-- START ENTRIES SHOWN --

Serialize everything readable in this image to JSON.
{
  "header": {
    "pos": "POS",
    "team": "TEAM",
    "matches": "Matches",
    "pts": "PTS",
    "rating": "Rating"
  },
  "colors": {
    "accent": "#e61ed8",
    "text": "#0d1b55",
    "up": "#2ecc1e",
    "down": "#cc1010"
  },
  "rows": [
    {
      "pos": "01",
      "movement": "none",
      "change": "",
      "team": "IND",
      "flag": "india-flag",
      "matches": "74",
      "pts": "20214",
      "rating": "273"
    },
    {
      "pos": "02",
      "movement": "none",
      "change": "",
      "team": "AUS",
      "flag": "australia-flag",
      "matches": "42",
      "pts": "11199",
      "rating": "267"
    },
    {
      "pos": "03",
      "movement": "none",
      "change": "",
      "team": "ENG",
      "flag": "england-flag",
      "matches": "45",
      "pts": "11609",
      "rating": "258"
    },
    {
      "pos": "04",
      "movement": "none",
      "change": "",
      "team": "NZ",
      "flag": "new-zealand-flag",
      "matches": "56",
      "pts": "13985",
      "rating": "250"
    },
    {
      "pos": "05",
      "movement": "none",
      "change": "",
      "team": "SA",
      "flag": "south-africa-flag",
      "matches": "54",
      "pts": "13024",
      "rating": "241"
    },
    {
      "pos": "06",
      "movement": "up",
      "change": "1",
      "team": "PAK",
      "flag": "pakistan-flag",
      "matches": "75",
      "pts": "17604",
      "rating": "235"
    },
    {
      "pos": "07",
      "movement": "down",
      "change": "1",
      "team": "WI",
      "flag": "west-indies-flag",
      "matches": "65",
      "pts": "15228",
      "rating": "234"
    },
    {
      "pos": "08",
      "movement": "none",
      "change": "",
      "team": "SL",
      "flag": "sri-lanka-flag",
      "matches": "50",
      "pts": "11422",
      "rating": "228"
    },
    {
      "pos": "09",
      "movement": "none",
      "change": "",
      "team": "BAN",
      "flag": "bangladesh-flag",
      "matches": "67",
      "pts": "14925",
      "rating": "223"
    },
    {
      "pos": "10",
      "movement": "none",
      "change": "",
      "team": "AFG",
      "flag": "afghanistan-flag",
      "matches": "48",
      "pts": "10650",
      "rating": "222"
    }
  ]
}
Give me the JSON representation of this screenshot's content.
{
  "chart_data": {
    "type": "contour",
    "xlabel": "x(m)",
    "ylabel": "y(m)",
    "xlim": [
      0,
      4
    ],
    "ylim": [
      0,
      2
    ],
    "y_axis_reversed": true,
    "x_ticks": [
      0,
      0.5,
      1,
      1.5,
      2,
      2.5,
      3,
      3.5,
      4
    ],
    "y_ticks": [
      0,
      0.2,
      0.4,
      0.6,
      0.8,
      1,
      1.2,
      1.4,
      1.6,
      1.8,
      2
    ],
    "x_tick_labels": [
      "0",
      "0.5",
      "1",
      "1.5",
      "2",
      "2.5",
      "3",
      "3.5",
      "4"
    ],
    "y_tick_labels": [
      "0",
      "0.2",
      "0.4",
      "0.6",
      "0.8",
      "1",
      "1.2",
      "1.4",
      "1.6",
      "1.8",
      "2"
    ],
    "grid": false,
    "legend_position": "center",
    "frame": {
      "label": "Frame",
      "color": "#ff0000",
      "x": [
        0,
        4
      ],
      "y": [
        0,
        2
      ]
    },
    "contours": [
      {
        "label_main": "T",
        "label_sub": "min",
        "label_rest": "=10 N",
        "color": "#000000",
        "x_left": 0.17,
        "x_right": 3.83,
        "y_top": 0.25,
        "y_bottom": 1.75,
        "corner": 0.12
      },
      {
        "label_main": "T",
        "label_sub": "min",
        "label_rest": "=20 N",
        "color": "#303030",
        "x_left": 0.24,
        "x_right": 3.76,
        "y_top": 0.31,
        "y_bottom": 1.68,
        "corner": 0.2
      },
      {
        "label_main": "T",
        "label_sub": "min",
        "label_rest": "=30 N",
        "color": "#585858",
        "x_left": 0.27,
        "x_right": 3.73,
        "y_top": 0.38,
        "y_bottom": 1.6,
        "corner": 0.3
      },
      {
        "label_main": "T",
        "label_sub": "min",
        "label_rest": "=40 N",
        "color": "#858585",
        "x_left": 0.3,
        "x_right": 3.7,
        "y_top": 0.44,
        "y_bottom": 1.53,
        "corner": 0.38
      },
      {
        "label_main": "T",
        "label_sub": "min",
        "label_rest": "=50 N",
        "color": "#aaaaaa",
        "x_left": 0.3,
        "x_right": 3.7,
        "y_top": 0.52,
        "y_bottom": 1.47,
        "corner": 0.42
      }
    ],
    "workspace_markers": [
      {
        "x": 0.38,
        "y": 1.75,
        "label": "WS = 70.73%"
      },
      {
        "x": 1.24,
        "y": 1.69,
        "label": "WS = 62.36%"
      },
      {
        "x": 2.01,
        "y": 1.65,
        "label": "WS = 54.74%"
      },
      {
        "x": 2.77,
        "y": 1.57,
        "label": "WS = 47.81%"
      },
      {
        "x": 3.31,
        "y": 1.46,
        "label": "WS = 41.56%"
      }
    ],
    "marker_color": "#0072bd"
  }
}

-- END ENTRIES SHOWN --

**WHAT TO DO**. Restate each record word for word.

**TASK ANSWER**.
Serialize everything readable in this image to JSON.
{
  "header": {
    "pos": "POS",
    "team": "TEAM",
    "matches": "Matches",
    "pts": "PTS",
    "rating": "Rating"
  },
  "colors": {
    "accent": "#e61ed8",
    "text": "#0d1b55",
    "up": "#2ecc1e",
    "down": "#cc1010"
  },
  "rows": [
    {
      "pos": "01",
      "movement": "none",
      "change": "",
      "team": "IND",
      "flag": "india-flag",
      "matches": "74",
      "pts": "20214",
      "rating": "273"
    },
    {
      "pos": "02",
      "movement": "none",
      "change": "",
      "team": "AUS",
      "flag": "australia-flag",
      "matches": "42",
      "pts": "11199",
      "rating": "267"
    },
    {
      "pos": "03",
      "movement": "none",
      "change": "",
      "team": "ENG",
      "flag": "england-flag",
      "matches": "45",
      "pts": "11609",
      "rating": "258"
    },
    {
      "pos": "04",
      "movement": "none",
      "change": "",
      "team": "NZ",
      "flag": "new-zealand-flag",
      "matches": "56",
      "pts": "13985",
      "rating": "250"
    },
    {
      "pos": "05",
      "movement": "none",
      "change": "",
      "team": "SA",
      "flag": "south-africa-flag",
      "matches": "54",
      "pts": "13024",
      "rating": "241"
    },
    {
      "pos": "06",
      "movement": "up",
      "change": "1",
      "team": "PAK",
      "flag": "pakistan-flag",
      "matches": "75",
      "pts": "17604",
      "rating": "235"
    },
    {
      "pos": "07",
      "movement": "down",
      "change": "1",
      "team": "WI",
      "flag": "west-indies-flag",
      "matches": "65",
      "pts": "15228",
      "rating": "234"
    },
    {
      "pos": "08",
      "movement": "none",
      "change": "",
      "team": "SL",
      "flag": "sri-lanka-flag",
      "matches": "50",
      "pts": "11422",
      "rating": "228"
    },
    {
      "pos": "09",
      "movement": "none",
      "change": "",
      "team": "BAN",
      "flag": "bangladesh-flag",
      "matches": "67",
      "pts": "14925",
      "rating": "223"
    },
    {
      "pos": "10",
      "movement": "none",
      "change": "",
      "team": "AFG",
      "flag": "afghanistan-flag",
      "matches": "48",
      "pts": "10650",
      "rating": "222"
    }
  ]
}
Give me the JSON representation of this screenshot's content.
{
  "chart_data": {
    "type": "contour",
    "xlabel": "x(m)",
    "ylabel": "y(m)",
    "xlim": [
      0,
      4
    ],
    "ylim": [
      0,
      2
    ],
    "y_axis_reversed": true,
    "x_ticks": [
      0,
      0.5,
      1,
      1.5,
      2,
      2.5,
      3,
      3.5,
      4
    ],
    "y_ticks": [
      0,
      0.2,
      0.4,
      0.6,
      0.8,
      1,
      1.2,
      1.4,
      1.6,
      1.8,
      2
    ],
    "x_tick_labels": [
      "0",
      "0.5",
      "1",
      "1.5",
      "2",
      "2.5",
      "3",
      "3.5",
      "4"
    ],
    "y_tick_labels": [
      "0",
      "0.2",
      "0.4",
      "0.6",
      "0.8",
      "1",
      "1.2",
      "1.4",
      "1.6",
      "1.8",
      "2"
    ],
    "grid": false,
    "legend_position": "center",
    "frame": {
      "label": "Frame",
      "color": "#ff0000",
      "x": [
        0,
        4
      ],
      "y": [
        0,
        2
      ]
    },
    "contours": [
      {
        "label_main": "T",
        "label_sub": "min",
        "label_rest": "=10 N",
        "color": "#000000",
        "x_left": 0.17,
        "x_right": 3.83,
        "y_top": 0.25,
        "y_bottom": 1.75,
        "corner": 0.12
      },
      {
        "label_main": "T",
        "label_sub": "min",
        "label_rest": "=20 N",
        "color": "#303030",
        "x_left": 0.24,
        "x_right": 3.76,
        "y_top": 0.31,
        "y_bottom": 1.68,
        "corner": 0.2
      },
      {
        "label_main": "T",
        "label_sub": "min",
        "label_rest": "=30 N",
        "color": "#585858",
        "x_left": 0.27,
        "x_right": 3.73,
        "y_top": 0.38,
        "y_bottom": 1.6,
        "corner": 0.3
      },
      {
        "label_main": "T",
        "label_sub": "min",
        "label_rest": "=40 N",
        "color": "#858585",
        "x_left": 0.3,
        "x_right": 3.7,
        "y_top": 0.44,
        "y_bottom": 1.53,
        "corner": 0.38
      },
      {
        "label_main": "T",
        "label_sub": "min",
        "label_rest": "=50 N",
        "color": "#aaaaaa",
        "x_left": 0.3,
        "x_right": 3.7,
        "y_top": 0.52,
        "y_bottom": 1.47,
        "corner": 0.42
      }
    ],
    "workspace_markers": [
      {
        "x": 0.38,
        "y": 1.75,
        "label": "WS = 70.73%"
      },
      {
        "x": 1.24,
        "y": 1.69,
        "label": "WS = 62.36%"
      },
      {
        "x": 2.01,
        "y": 1.65,
        "label": "WS = 54.74%"
      },
      {
        "x": 2.77,
        "y": 1.57,
        "label": "WS = 47.81%"
      },
      {
        "x": 3.31,
        "y": 1.46,
        "label": "WS = 41.56%"
      }
    ],
    "marker_color": "#0072bd"
  }
}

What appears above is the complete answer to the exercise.